Work required: Note how many lines hold "Pittsburgh" and report that number by itself.

Extracted information:
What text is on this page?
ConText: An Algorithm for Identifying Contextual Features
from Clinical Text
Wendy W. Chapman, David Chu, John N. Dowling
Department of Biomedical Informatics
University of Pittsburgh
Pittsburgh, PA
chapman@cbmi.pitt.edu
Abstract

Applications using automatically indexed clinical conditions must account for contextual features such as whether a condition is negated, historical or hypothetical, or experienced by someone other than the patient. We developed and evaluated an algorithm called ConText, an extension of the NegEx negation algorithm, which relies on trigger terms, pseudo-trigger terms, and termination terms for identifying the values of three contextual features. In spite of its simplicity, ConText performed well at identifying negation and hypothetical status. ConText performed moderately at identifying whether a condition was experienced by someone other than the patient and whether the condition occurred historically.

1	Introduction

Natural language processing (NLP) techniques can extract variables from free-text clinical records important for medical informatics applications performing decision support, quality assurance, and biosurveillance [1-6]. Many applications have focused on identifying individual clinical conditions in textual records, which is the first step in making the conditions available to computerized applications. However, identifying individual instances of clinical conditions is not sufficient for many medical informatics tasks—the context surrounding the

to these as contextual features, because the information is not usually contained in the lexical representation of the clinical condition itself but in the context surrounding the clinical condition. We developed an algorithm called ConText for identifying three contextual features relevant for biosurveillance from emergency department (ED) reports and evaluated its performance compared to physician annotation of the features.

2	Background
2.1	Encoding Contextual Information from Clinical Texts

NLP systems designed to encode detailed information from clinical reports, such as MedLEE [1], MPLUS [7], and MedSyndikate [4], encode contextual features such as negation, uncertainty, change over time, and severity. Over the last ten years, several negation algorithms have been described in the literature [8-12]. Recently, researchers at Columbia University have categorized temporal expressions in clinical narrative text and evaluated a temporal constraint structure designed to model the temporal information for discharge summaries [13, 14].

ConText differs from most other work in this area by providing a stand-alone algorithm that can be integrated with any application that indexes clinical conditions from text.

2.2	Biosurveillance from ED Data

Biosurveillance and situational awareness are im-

Written solution: 2